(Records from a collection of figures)
"""

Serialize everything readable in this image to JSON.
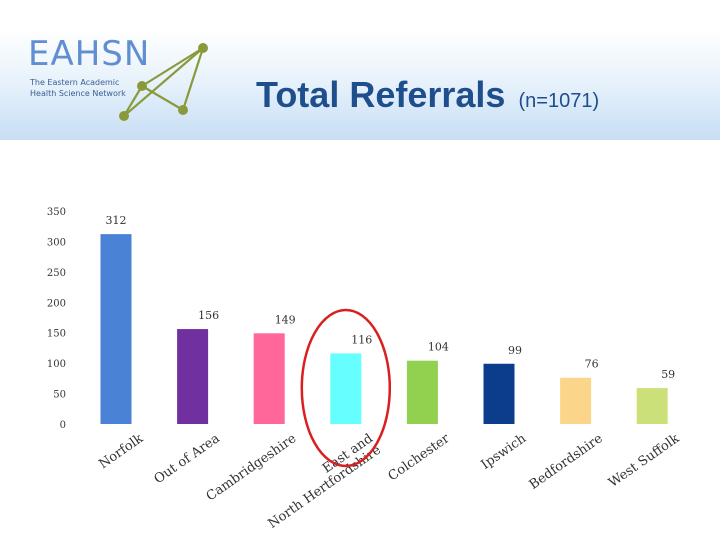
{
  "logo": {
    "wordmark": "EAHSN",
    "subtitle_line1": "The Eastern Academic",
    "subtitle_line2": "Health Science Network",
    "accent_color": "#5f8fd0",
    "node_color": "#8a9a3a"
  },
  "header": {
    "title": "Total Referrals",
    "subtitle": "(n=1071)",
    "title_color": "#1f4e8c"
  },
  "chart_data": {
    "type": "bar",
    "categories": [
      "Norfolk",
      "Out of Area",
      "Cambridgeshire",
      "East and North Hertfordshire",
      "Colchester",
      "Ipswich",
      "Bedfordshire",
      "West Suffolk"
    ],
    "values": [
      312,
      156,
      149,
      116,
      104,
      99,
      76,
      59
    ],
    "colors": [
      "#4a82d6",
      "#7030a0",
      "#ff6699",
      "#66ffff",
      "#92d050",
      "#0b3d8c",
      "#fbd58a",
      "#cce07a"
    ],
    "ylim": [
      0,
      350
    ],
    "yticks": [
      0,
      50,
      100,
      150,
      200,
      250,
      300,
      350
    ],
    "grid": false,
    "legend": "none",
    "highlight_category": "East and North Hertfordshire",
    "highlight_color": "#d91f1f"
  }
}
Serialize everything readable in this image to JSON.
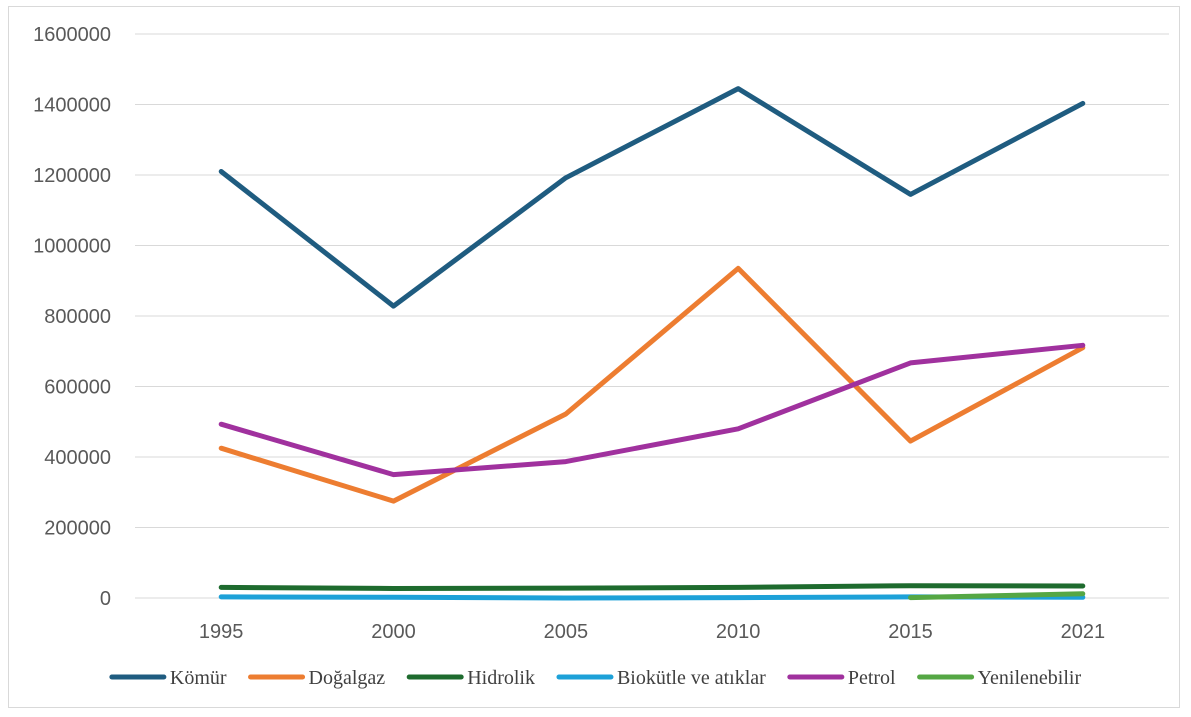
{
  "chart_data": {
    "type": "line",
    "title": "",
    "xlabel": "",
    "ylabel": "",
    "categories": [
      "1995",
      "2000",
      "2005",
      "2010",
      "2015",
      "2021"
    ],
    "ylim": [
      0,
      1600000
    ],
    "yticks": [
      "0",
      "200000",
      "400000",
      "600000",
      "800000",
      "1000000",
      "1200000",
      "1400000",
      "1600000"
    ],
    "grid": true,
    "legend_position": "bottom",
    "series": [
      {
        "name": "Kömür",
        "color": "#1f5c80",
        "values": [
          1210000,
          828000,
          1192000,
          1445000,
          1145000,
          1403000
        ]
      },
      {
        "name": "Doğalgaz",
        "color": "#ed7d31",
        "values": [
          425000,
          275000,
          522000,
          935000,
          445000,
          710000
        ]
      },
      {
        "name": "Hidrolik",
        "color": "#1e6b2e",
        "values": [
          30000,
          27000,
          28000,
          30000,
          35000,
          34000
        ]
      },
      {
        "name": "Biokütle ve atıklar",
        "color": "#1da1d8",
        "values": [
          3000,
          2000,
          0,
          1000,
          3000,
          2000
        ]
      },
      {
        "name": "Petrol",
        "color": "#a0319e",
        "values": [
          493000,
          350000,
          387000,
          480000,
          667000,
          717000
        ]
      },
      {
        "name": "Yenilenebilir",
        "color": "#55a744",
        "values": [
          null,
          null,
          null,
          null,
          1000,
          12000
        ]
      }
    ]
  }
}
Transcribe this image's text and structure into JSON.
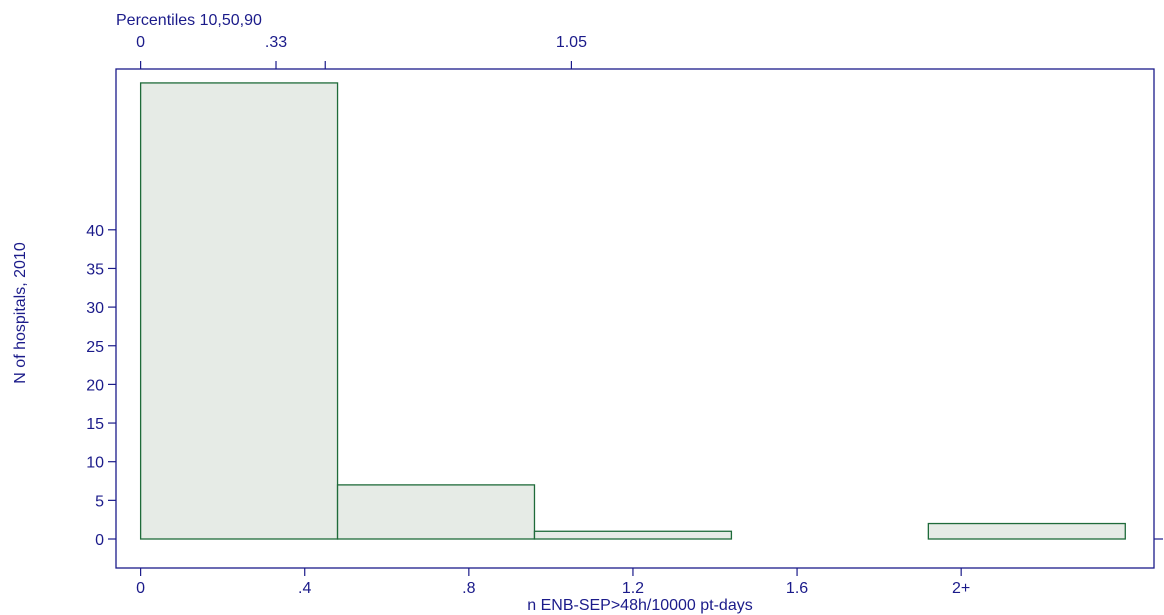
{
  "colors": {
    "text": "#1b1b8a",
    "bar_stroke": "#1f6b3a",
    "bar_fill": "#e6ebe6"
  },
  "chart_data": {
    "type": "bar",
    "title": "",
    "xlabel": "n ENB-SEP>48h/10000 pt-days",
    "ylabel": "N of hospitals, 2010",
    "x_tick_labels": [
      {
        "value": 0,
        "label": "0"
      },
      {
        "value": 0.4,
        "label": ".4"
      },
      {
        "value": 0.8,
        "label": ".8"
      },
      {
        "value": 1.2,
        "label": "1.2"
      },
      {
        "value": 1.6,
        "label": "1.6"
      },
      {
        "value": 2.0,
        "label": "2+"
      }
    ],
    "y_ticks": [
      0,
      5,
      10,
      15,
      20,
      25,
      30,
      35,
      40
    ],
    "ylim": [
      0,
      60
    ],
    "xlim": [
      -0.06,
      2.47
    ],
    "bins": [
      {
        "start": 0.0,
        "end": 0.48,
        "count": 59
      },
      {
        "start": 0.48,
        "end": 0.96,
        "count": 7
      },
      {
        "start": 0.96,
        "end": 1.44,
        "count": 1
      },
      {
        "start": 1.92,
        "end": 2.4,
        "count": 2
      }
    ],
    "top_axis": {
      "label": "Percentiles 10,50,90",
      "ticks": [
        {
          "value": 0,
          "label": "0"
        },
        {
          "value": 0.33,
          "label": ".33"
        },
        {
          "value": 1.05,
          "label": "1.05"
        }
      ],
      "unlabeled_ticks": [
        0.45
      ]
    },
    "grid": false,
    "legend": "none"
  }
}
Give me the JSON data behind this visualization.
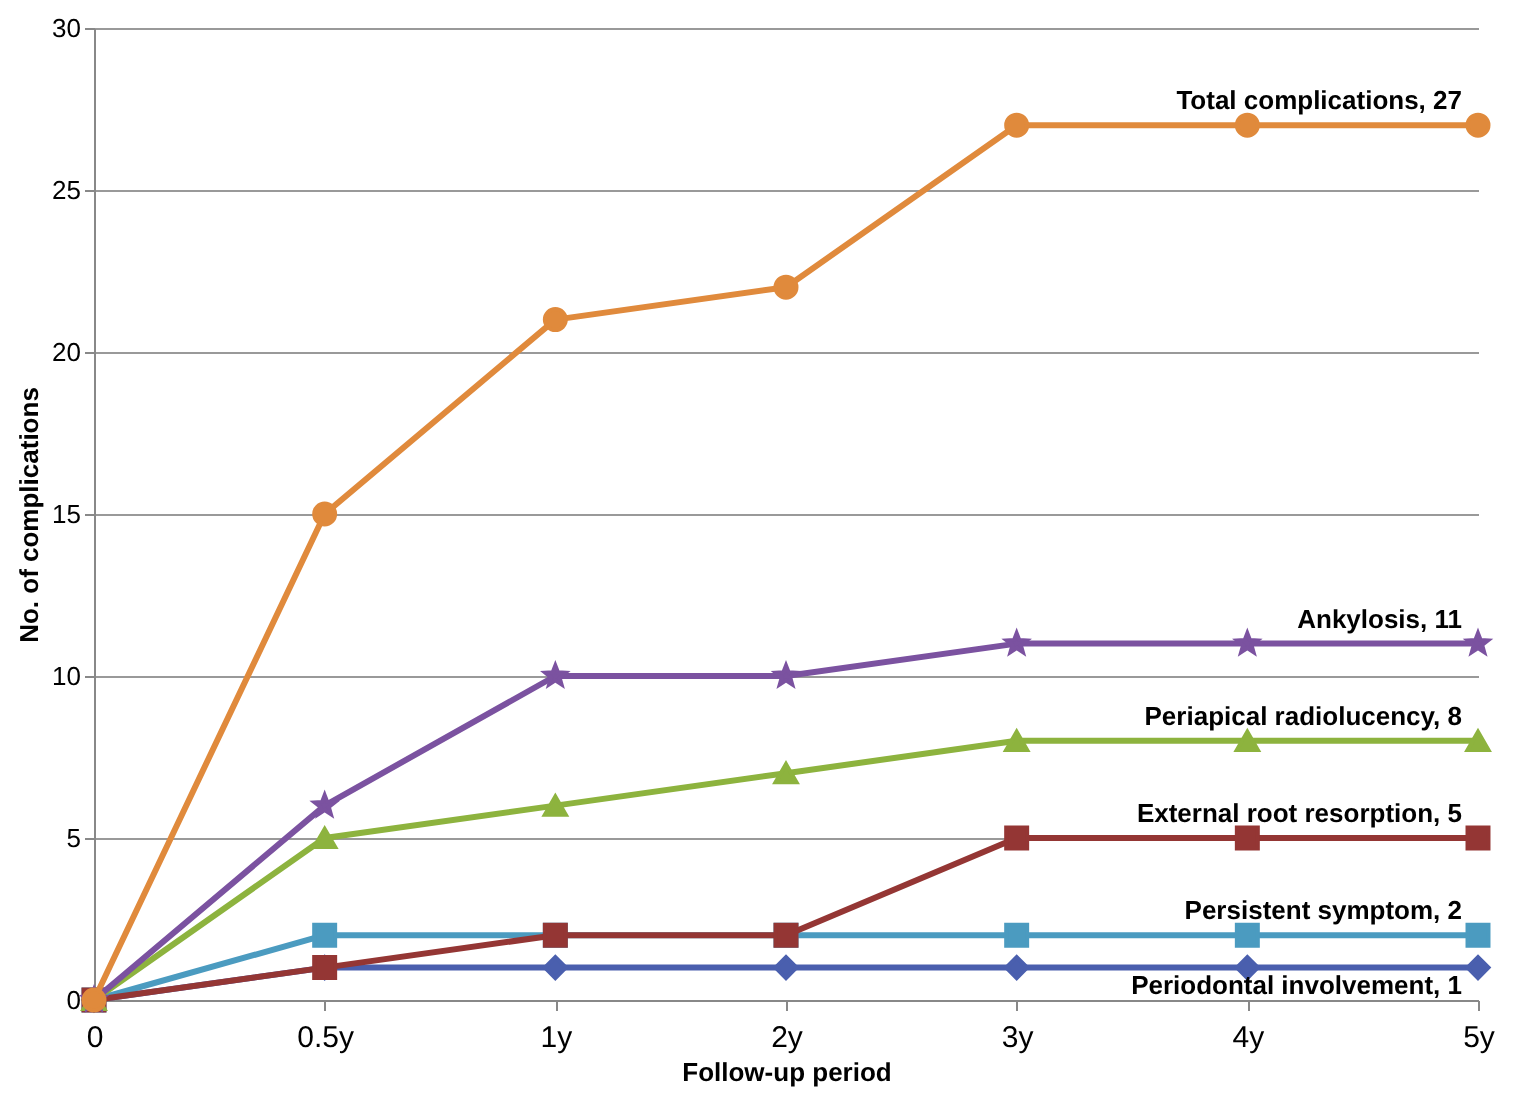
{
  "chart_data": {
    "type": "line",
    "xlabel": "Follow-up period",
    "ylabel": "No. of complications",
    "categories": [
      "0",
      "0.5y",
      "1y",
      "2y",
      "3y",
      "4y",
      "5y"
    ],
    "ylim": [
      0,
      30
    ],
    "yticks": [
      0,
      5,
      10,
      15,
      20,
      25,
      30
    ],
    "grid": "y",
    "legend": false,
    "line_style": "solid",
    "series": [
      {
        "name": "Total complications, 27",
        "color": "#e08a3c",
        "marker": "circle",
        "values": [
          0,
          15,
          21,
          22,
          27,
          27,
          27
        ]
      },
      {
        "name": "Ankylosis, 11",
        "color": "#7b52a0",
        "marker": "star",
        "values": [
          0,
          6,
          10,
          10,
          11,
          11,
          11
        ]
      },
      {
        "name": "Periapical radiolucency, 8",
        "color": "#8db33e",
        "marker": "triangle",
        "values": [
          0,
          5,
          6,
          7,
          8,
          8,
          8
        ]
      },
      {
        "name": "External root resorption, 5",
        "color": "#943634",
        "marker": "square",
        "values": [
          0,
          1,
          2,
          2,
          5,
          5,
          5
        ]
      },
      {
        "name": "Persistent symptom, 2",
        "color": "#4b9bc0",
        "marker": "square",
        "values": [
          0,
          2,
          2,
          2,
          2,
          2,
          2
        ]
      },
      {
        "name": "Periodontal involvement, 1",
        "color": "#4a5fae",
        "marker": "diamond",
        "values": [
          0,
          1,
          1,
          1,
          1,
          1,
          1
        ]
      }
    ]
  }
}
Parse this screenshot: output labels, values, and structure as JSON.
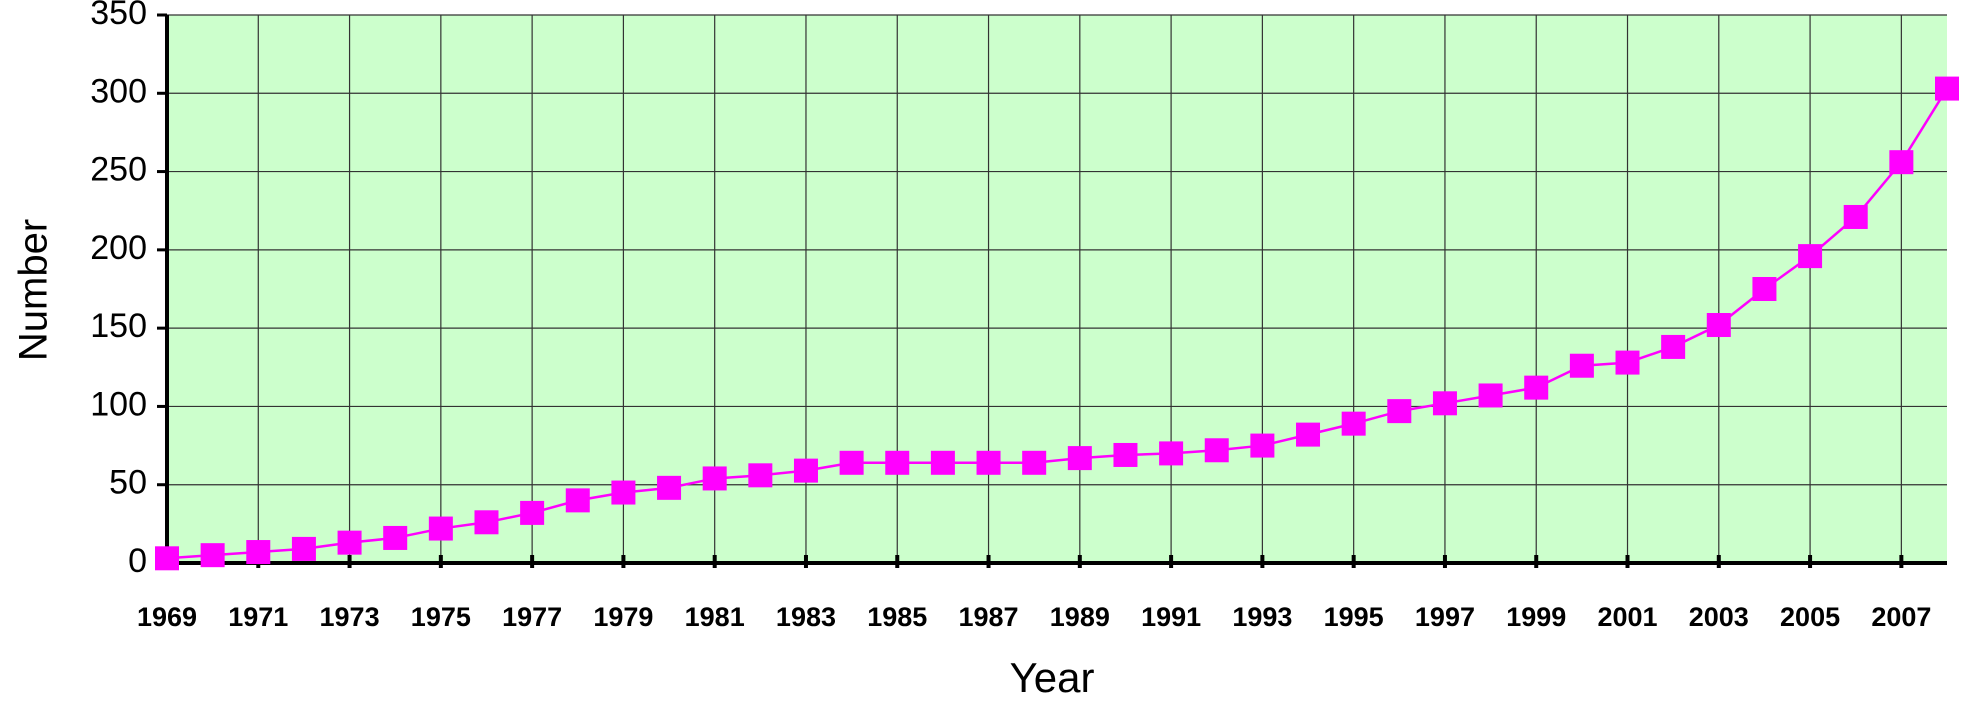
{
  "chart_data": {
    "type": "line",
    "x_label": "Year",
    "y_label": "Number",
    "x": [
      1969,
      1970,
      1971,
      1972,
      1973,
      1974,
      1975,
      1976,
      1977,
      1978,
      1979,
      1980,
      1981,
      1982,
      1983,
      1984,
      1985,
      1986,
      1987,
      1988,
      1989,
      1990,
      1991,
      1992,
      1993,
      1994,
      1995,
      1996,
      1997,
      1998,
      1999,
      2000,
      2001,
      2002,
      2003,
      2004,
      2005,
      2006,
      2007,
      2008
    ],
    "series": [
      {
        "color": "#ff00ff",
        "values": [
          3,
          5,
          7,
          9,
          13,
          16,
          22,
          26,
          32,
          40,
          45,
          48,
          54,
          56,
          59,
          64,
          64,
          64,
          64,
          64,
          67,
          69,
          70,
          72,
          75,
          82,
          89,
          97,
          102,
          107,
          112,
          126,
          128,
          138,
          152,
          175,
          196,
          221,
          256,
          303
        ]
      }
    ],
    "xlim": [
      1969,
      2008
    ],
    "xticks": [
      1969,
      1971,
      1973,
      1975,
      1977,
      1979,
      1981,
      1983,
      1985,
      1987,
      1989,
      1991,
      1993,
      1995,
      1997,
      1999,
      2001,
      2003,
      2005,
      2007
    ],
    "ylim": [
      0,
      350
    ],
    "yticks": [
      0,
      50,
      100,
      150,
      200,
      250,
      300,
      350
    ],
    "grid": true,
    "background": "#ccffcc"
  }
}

"""

● **What to work on**: Say how many lines of the material contain the word "Hertfordshire", with no other text.

● **Task output**: 2